EXERCISE INSTRUCTIONS -
Wherever "this" appears in a line, copy that line.

-*-*-

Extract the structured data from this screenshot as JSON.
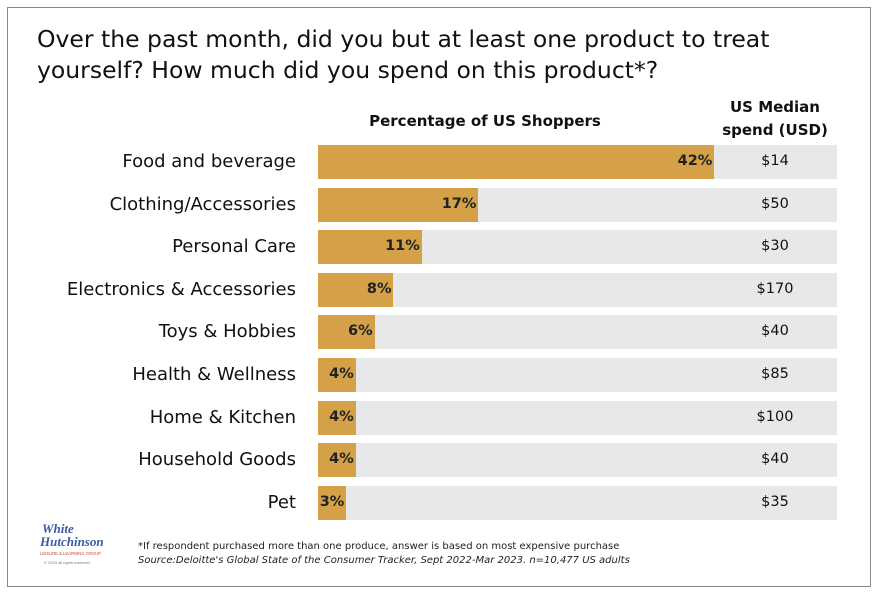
{
  "title": "Over the past month, did you but at least one product to treat yourself?  How much did you spend on this product*?",
  "headers": {
    "pct": "Percentage of US Shoppers",
    "spend_line1": "US Median",
    "spend_line2": "spend (USD)"
  },
  "chart_data": {
    "type": "bar",
    "orientation": "horizontal",
    "categories": [
      "Food and beverage",
      "Clothing/Accessories",
      "Personal Care",
      "Electronics & Accessories",
      "Toys & Hobbies",
      "Health & Wellness",
      "Home & Kitchen",
      "Household Goods",
      "Pet"
    ],
    "values": [
      42,
      17,
      11,
      8,
      6,
      4,
      4,
      4,
      3
    ],
    "value_labels": [
      "42%",
      "17%",
      "11%",
      "8%",
      "6%",
      "4%",
      "4%",
      "4%",
      "3%"
    ],
    "median_spend": [
      "$14",
      "$50",
      "$30",
      "$170",
      "$40",
      "$85",
      "$100",
      "$40",
      "$35"
    ],
    "xlim": [
      0,
      55
    ],
    "colors": {
      "bar": "#d4a148",
      "track": "#e8e8e8"
    }
  },
  "logo": {
    "line1": "White",
    "line2": "Hutchinson",
    "tagline": "LEISURE & LEARNING GROUP",
    "copyright": "© 2023 all rights reserved"
  },
  "footnotes": {
    "note": "*If respondent purchased more than one produce, answer is based on most expensive purchase",
    "source": "Source:Deloitte's Global State of the Consumer Tracker, Sept 2022-Mar 2023. n=10,477 US adults"
  }
}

-*-*-

COMPLETED TASK -
Extract the structured data from this screenshot as JSON.
  "title": "Over the past month, did you but at least one product to treat yourself?  How much did you spend on this product*?",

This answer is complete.